Each entry below is to be duplicated verbatim.

☆ ☆ ☆ ☆

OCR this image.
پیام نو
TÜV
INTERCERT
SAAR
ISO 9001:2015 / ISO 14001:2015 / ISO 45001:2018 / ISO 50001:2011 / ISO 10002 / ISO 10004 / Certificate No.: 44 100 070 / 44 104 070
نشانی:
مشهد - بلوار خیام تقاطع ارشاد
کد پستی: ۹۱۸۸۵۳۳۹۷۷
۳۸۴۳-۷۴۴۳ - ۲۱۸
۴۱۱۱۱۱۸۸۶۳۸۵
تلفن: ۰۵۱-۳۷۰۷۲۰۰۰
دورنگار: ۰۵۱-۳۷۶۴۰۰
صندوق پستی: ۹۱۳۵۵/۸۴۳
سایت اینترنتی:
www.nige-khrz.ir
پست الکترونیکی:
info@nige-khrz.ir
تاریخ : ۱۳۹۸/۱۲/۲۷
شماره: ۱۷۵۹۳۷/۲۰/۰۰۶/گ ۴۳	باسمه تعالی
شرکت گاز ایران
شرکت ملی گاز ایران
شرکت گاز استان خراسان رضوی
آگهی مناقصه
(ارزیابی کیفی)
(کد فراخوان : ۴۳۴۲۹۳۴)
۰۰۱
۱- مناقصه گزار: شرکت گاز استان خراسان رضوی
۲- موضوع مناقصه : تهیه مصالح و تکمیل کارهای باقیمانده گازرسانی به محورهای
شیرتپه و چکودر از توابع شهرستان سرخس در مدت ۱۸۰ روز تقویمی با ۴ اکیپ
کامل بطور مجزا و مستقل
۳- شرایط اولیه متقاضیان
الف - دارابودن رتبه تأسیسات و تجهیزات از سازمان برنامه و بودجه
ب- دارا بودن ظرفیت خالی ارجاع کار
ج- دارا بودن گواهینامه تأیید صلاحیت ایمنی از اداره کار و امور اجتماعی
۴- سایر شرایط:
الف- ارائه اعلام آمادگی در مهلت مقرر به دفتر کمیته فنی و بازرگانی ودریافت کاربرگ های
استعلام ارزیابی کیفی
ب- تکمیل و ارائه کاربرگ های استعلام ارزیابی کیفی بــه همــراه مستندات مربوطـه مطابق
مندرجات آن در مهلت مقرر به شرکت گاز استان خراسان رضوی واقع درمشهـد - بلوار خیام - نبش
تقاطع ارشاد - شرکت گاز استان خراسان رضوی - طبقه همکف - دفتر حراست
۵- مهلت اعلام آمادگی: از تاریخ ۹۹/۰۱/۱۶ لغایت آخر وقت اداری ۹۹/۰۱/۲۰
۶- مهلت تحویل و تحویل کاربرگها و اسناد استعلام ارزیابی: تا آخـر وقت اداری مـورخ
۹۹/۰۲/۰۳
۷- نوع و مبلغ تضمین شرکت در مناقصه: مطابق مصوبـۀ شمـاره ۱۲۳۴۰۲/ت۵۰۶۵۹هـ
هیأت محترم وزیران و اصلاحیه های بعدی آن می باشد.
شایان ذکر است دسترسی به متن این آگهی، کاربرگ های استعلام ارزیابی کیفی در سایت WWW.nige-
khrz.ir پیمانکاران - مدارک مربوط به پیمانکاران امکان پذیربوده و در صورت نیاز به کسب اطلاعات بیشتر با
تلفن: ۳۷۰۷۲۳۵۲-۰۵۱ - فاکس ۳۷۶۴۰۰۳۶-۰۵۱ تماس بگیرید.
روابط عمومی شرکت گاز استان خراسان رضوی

☆ ☆ ☆ ☆

Solution below
OCR this image.
پیام نو
TÜV
INTERCERT
SAAR
ISO 9001:2015 / ISO 14001:2015 / ISO 45001:2018 / ISO 50001:2011 / ISO 10002 / ISO 10004 / Certificate No.: 44 100 070 / 44 104 070
نشانی:
مشهد - بلوار خیام تقاطع ارشاد
کد پستی: ۹۱۸۸۵۳۳۹۷۷
۳۸۴۳-۷۴۴۳ - ۲۱۸
۴۱۱۱۱۱۸۸۶۳۸۵
تلفن: ۰۵۱-۳۷۰۷۲۰۰۰
دورنگار: ۰۵۱-۳۷۶۴۰۰
صندوق پستی: ۹۱۳۵۵/۸۴۳
سایت اینترنتی:
www.nige-khrz.ir
پست الکترونیکی:
info@nige-khrz.ir
تاریخ : ۱۳۹۸/۱۲/۲۷
شماره: ۱۷۵۹۳۷/۲۰/۰۰۶/گ ۴۳	باسمه تعالی
شرکت گاز ایران
شرکت ملی گاز ایران
شرکت گاز استان خراسان رضوی
آگهی مناقصه
(ارزیابی کیفی)
(کد فراخوان : ۴۳۴۲۹۳۴)
۰۰۱
۱- مناقصه گزار: شرکت گاز استان خراسان رضوی
۲- موضوع مناقصه : تهیه مصالح و تکمیل کارهای باقیمانده گازرسانی به محورهای
شیرتپه و چکودر از توابع شهرستان سرخس در مدت ۱۸۰ روز تقویمی با ۴ اکیپ
کامل بطور مجزا و مستقل
۳- شرایط اولیه متقاضیان
الف - دارابودن رتبه تأسیسات و تجهیزات از سازمان برنامه و بودجه
ب- دارا بودن ظرفیت خالی ارجاع کار
ج- دارا بودن گواهینامه تأیید صلاحیت ایمنی از اداره کار و امور اجتماعی
۴- سایر شرایط:
الف- ارائه اعلام آمادگی در مهلت مقرر به دفتر کمیته فنی و بازرگانی ودریافت کاربرگ های
استعلام ارزیابی کیفی
ب- تکمیل و ارائه کاربرگ های استعلام ارزیابی کیفی بــه همــراه مستندات مربوطـه مطابق
مندرجات آن در مهلت مقرر به شرکت گاز استان خراسان رضوی واقع درمشهـد - بلوار خیام - نبش
تقاطع ارشاد - شرکت گاز استان خراسان رضوی - طبقه همکف - دفتر حراست
۵- مهلت اعلام آمادگی: از تاریخ ۹۹/۰۱/۱۶ لغایت آخر وقت اداری ۹۹/۰۱/۲۰
۶- مهلت تحویل و تحویل کاربرگها و اسناد استعلام ارزیابی: تا آخـر وقت اداری مـورخ
۹۹/۰۲/۰۳
۷- نوع و مبلغ تضمین شرکت در مناقصه: مطابق مصوبـۀ شمـاره ۱۲۳۴۰۲/ت۵۰۶۵۹هـ
هیأت محترم وزیران و اصلاحیه های بعدی آن می باشد.
شایان ذکر است دسترسی به متن این آگهی، کاربرگ های استعلام ارزیابی کیفی در سایت WWW.nige-
khrz.ir پیمانکاران - مدارک مربوط به پیمانکاران امکان پذیربوده و در صورت نیاز به کسب اطلاعات بیشتر با
تلفن: ۳۷۰۷۲۳۵۲-۰۵۱ - فاکس ۳۷۶۴۰۰۳۶-۰۵۱ تماس بگیرید.
روابط عمومی شرکت گاز استان خراسان رضوی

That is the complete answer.